Start of Text section

Big Shrimpin' is an American reality television series that premiered on November 17, 2011 on the History channel. The series follows three longtime shrimpers from Bayou La Batre, Alabama who are employed for Dominick Ficarino, who owns Dominick's Seafood. They battle each other, other companies, and harsh conditions as they shrimp for several months nonstop in the waters of Texas, Alabama, and Louisiana.

Cast

Dominick's Seafood
Dominick Ficarino - He presides over the entire enterprise and is a lifelong Bayou La Batre resident and fourth-generation shrimper who owns Dominick’s Seafood, the most successful business in town. He’s a boss with an iron fist in a velvet glove, and his crews are loyal to a fault.

Miss Hannah Crew
Captain: Charles ("Redbone") - He is the commander of the Miss Hannah and is a fourth-generation shrimper. He claims that he has 5 decades of experience because his mother gave birth to him on a shrimping boat 50 years ago. His personality can stir up trouble with his crew though in the tight quarters of the boat.

End of Text section
Start of Data shown

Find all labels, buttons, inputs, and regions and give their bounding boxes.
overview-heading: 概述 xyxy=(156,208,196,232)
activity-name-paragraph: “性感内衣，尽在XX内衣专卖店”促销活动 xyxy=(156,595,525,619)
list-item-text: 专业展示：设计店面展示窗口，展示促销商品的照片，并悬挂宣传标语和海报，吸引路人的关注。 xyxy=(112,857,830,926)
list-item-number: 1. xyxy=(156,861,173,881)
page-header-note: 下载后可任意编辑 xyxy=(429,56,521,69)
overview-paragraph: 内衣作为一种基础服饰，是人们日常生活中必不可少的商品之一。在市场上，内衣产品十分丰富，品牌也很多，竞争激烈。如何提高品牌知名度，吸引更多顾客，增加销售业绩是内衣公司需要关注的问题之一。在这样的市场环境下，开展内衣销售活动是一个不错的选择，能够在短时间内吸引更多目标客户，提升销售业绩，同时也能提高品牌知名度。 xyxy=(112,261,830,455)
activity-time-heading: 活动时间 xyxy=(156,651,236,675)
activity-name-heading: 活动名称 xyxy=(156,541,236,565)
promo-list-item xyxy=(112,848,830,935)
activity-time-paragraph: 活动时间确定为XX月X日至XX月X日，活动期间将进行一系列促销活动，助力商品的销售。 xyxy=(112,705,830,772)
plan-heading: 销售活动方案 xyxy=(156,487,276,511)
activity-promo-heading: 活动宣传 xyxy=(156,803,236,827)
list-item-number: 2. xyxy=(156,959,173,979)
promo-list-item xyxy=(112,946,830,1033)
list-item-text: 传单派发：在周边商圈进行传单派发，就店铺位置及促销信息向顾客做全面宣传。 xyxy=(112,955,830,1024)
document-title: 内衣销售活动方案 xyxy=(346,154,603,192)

End of Data shown

- _Instruction A_
Revise the Big Shrimpin' text from "Miss Hannah Crew" up to and including "of the boat.", replacing "shrimping boat" with "trawler".
- _Instruction B_
Extend the Big Shrimpin' text from the point where it stops.
These data entries have no connection to the Big Shrimpin' text.

- _Task output A_
Miss Hannah Crew
Captain: Charles ("Redbone") - He is the commander of the Miss Hannah and is a fourth-generation shrimper. He claims that he has 5 decades of experience because his mother gave birth to him on a trawler 50 years ago. His personality can stir up trouble with his crew though in the tight quarters of the boat.

- _Task output B_
Deckhand: Charles Jr. ("Red")
Deckhand: Chad ("Pecker Head")
Deckhand: BJ

Miss Barbara Crew
Captain: Jeremy Schjott ("Bullfrog") - He is the ruler of the roost of the Miss Barbara. He is 32 and is Dominick's youngest captain. He used to be a deckhand and has now commanded his own ship for 8 years. He is a practical joker and is dead serious about his job.
Deckhand: Larry Godsey ("Dog")
Deckhand: Michael Shawn Robbins
Deckhand: Mikey Mo Robbins

Miss Ashleigh Crew
Captain: Roy Wilkerson ("Roundhead") - He considers himself as one of the best shrimpers in the business. He has had bad luck come his way the past few years. His son Jonathan works on the boat with him and they have a testy relationship.
Deckhand: Jonathan Wilkerson ("Little Roundhead")
Deckhand: Joe Covas
Deckhand: Bryant St. Amant ("Little Fella")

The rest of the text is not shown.